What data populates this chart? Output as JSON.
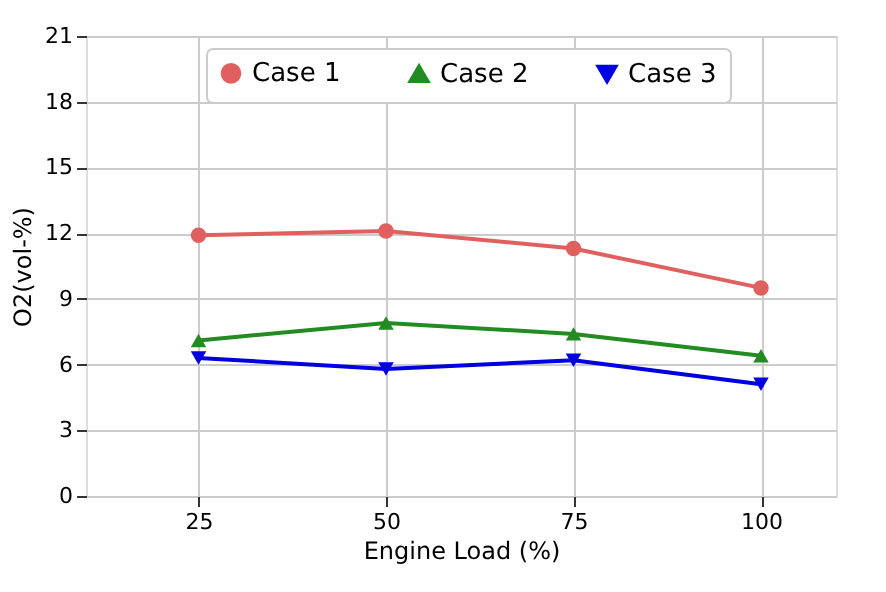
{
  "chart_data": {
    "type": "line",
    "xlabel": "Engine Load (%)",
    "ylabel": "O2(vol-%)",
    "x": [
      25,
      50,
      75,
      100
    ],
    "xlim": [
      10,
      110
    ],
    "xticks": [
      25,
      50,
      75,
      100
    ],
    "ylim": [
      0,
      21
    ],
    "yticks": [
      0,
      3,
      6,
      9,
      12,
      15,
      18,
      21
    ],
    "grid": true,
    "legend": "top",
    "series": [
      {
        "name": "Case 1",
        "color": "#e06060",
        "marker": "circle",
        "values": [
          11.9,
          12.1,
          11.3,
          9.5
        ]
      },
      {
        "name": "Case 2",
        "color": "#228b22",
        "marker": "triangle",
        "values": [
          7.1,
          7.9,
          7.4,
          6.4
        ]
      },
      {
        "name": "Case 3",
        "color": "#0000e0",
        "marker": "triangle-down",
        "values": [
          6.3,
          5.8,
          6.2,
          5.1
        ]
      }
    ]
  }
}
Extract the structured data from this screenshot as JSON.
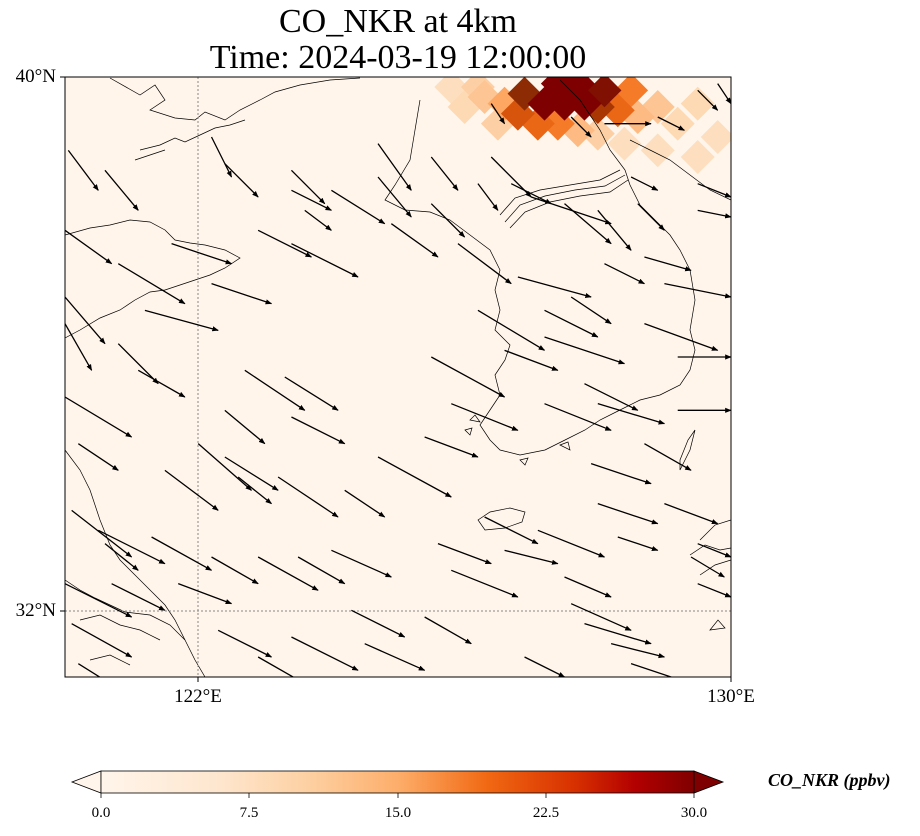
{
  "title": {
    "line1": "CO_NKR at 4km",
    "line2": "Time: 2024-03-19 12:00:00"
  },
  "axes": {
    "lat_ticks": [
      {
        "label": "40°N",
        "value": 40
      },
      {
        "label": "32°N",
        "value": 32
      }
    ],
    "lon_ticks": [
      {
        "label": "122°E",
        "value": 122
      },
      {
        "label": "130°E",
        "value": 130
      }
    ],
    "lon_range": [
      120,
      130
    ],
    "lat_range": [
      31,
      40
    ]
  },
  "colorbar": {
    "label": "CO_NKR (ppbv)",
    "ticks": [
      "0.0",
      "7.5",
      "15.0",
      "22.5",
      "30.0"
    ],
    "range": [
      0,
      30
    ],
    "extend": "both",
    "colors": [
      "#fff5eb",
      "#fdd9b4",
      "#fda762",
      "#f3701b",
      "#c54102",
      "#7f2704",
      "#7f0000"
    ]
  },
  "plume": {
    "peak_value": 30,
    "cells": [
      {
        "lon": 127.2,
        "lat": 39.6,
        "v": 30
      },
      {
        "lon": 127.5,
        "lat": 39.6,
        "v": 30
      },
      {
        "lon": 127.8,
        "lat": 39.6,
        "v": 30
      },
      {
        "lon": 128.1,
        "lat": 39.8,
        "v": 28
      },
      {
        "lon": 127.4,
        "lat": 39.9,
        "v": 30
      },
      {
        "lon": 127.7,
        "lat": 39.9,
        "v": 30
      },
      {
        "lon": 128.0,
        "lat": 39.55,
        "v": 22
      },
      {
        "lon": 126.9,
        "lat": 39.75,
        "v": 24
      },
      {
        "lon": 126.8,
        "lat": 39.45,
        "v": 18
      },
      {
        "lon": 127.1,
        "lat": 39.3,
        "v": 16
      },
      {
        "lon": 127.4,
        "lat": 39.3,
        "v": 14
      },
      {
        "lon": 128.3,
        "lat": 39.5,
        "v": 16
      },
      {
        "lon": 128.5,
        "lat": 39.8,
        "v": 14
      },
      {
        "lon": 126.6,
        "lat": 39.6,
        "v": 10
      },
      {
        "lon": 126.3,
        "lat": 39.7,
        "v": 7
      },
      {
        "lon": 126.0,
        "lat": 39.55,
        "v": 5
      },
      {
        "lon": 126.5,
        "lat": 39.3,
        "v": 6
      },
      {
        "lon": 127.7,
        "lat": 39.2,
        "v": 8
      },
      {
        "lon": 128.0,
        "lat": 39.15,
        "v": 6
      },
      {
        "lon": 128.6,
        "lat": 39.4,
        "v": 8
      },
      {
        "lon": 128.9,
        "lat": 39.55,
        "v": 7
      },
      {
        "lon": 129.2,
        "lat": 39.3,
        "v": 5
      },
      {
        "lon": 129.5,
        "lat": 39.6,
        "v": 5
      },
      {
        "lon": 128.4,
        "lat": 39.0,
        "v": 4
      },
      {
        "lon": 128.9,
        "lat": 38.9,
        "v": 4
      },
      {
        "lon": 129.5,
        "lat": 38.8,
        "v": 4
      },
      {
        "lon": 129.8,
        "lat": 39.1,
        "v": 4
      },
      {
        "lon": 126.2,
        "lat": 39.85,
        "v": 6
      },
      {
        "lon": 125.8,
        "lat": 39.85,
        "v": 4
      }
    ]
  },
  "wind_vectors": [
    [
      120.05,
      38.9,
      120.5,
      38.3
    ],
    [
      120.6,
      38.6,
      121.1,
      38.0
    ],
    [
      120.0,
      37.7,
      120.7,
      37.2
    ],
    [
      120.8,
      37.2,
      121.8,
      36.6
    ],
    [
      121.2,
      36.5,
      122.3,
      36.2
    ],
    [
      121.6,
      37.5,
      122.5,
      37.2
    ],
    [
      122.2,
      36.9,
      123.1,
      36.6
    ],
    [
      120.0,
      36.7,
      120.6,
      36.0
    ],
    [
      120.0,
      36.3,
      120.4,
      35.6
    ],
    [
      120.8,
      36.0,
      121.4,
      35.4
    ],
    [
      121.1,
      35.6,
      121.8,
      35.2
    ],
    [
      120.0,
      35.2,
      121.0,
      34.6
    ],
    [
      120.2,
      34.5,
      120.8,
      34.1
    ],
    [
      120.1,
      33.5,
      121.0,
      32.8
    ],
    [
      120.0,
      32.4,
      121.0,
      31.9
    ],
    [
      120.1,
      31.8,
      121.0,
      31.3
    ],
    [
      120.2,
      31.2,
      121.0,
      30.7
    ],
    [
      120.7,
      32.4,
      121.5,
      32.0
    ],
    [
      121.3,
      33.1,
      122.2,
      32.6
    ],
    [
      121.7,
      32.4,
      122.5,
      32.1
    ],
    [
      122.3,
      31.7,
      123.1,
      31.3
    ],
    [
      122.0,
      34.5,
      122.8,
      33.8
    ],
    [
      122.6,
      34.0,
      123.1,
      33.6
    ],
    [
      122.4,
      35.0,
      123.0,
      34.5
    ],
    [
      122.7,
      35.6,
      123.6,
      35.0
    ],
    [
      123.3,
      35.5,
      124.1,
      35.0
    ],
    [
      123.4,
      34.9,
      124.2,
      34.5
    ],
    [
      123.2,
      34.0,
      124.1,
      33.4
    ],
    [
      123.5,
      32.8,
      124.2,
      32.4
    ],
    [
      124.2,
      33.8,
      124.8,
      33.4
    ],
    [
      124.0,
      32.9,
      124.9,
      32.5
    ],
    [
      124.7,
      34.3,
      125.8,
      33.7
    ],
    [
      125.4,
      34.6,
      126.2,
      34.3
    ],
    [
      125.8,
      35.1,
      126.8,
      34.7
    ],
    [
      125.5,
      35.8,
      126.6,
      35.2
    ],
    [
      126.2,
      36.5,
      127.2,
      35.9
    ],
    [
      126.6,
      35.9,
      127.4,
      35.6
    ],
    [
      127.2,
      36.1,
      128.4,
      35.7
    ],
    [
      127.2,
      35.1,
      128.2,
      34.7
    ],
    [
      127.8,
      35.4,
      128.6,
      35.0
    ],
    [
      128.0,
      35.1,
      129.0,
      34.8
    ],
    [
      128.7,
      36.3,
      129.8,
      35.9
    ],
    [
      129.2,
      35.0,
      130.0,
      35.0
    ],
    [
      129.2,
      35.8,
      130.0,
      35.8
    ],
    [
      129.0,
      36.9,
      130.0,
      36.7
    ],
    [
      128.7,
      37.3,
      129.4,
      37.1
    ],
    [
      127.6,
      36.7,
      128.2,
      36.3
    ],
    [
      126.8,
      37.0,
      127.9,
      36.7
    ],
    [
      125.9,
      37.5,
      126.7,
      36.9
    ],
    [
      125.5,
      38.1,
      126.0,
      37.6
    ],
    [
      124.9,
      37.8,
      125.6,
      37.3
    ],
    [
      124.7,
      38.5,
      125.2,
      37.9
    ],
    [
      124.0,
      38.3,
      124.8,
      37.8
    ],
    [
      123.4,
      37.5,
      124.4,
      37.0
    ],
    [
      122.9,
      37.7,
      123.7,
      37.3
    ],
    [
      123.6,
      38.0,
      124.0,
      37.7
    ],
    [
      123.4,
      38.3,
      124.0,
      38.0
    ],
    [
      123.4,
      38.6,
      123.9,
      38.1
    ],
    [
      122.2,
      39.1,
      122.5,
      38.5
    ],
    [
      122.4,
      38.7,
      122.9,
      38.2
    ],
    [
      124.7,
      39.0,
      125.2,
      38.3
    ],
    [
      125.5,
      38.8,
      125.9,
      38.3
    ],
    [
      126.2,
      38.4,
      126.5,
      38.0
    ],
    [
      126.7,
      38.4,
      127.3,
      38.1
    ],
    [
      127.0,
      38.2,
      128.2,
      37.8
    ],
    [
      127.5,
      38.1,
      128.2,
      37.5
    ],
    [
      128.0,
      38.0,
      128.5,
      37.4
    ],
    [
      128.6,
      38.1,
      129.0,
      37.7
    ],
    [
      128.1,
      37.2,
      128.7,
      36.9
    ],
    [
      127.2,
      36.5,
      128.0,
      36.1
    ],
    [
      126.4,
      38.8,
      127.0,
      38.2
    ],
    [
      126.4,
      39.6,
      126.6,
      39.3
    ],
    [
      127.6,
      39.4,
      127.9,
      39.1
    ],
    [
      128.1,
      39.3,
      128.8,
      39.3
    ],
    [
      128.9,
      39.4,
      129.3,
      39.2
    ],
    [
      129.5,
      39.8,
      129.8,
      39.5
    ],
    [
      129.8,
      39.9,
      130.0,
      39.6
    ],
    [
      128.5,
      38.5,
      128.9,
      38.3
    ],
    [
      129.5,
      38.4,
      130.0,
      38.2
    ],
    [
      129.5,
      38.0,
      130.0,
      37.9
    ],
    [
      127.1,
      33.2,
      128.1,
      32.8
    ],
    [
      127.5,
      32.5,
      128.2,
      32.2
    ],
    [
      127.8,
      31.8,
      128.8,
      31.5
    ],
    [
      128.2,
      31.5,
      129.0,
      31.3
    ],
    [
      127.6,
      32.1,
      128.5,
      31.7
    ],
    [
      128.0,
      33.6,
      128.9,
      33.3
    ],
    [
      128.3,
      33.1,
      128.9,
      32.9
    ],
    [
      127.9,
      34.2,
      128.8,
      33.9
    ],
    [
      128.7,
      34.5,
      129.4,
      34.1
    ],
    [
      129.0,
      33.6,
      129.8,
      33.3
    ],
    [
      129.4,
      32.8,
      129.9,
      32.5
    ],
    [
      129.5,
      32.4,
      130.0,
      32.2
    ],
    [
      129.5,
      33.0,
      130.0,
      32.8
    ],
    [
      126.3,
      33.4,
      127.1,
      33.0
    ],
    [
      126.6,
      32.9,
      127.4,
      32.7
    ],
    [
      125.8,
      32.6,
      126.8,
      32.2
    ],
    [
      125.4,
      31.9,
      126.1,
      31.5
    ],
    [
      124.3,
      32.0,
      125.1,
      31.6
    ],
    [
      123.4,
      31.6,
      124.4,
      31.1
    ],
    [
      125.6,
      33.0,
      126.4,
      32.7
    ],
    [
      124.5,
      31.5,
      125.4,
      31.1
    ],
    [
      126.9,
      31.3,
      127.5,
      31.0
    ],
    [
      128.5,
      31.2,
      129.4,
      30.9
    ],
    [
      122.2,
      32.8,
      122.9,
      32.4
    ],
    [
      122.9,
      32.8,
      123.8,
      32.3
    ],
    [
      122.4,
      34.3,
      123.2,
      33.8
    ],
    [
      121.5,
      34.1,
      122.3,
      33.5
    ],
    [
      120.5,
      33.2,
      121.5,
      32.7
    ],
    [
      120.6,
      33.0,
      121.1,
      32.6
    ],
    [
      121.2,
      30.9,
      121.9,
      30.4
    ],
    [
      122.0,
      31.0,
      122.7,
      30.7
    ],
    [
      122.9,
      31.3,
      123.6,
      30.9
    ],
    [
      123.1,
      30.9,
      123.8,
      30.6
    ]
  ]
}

+---+

- Work instructions -
Go through the records and gather the lines that hold "JSON".

- Written response -
What data populates this chart? Output as JSON.
Extract the structured data from this screenshot as JSON.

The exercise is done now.